[Stored data entries]
────────────────────────────────────────

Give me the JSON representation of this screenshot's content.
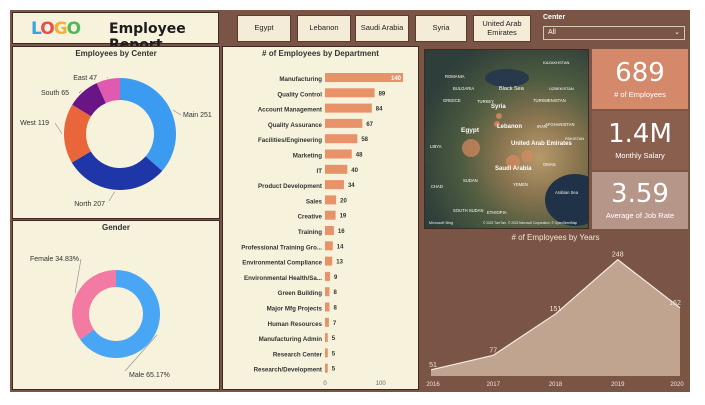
{
  "header": {
    "logo_text": "LOGO",
    "title": "Employee Report"
  },
  "filters": {
    "buttons": [
      {
        "label": "Egypt"
      },
      {
        "label": "Lebanon"
      },
      {
        "label": "Saudi Arabia"
      },
      {
        "label": "Syria"
      },
      {
        "label": "United Arab\nEmirates"
      }
    ],
    "center_label": "Center",
    "center_value": "All"
  },
  "kpis": [
    {
      "value": "689",
      "label": "# of Employees",
      "color": "#d4896a"
    },
    {
      "value": "1.4M",
      "label": "Monthly Salary",
      "color": "#8a5f4e"
    },
    {
      "value": "3.59",
      "label": "Average of Job Rate",
      "color": "#b7968a"
    }
  ],
  "map": {
    "labels": [
      "Black Sea",
      "ROMANIA",
      "BULGARIA",
      "GREECE",
      "TURKEY",
      "Syria",
      "TURKMENISTAN",
      "Lebanon",
      "IRAN",
      "AFGHANISTAN",
      "Egypt",
      "United Arab Emirates",
      "LIBYA",
      "Saudi Arabia",
      "OMAN",
      "CHAD",
      "SUDAN",
      "YEMEN",
      "Arabian Sea",
      "SOUTH SUDAN",
      "ETHIOPIA",
      "Microsoft Bing",
      "© 2023 TomTom, © 2023 Microsoft Corporation, © OpenStreetMap",
      "KAZAKHSTAN",
      "UZBEKISTAN",
      "PAKISTAN"
    ]
  },
  "chart_data": [
    {
      "type": "pie",
      "title": "Employees by Center",
      "donut": true,
      "slices": [
        {
          "label": "Main",
          "value": 251,
          "color": "#3b9bf0"
        },
        {
          "label": "North",
          "value": 207,
          "color": "#1f36a8"
        },
        {
          "label": "West",
          "value": 119,
          "color": "#e8663a"
        },
        {
          "label": "South",
          "value": 65,
          "color": "#6a1586"
        },
        {
          "label": "East",
          "value": 47,
          "color": "#e05bb0"
        }
      ]
    },
    {
      "type": "pie",
      "title": "Gender",
      "donut": true,
      "slices": [
        {
          "label": "Male",
          "value": 65.17,
          "display": "65.17%",
          "color": "#49a6f5"
        },
        {
          "label": "Female",
          "value": 34.83,
          "display": "34.83%",
          "color": "#f27aa3"
        }
      ]
    },
    {
      "type": "bar",
      "orientation": "horizontal",
      "title": "# of Employees by Department",
      "color": "#e8926a",
      "categories": [
        "Manufacturing",
        "Quality Control",
        "Account Management",
        "Quality Assurance",
        "Facilities/Engineering",
        "Marketing",
        "IT",
        "Product Development",
        "Sales",
        "Creative",
        "Training",
        "Professional Training Gro...",
        "Environmental Compliance",
        "Environmental Health/Sa...",
        "Green Building",
        "Major Mfg Projects",
        "Human Resources",
        "Manufacturing Admin",
        "Research Center",
        "Research/Development"
      ],
      "values": [
        140,
        89,
        84,
        67,
        58,
        48,
        40,
        34,
        20,
        19,
        16,
        14,
        13,
        9,
        8,
        8,
        7,
        5,
        5,
        5
      ],
      "xticks": [
        0,
        100
      ],
      "xlim": [
        0,
        140
      ]
    },
    {
      "type": "area",
      "title": "# of Employees by Years",
      "color": "#c0a48f",
      "x": [
        "2016",
        "2017",
        "2018",
        "2019",
        "2020"
      ],
      "values": [
        51,
        77,
        151,
        248,
        162
      ],
      "ylim": [
        40,
        260
      ]
    }
  ]
}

────────────────────────────────────────

Exercise brief
From the data above, copy each line that has the string "Research".

In response
        "Research Center",
        "Research/Development"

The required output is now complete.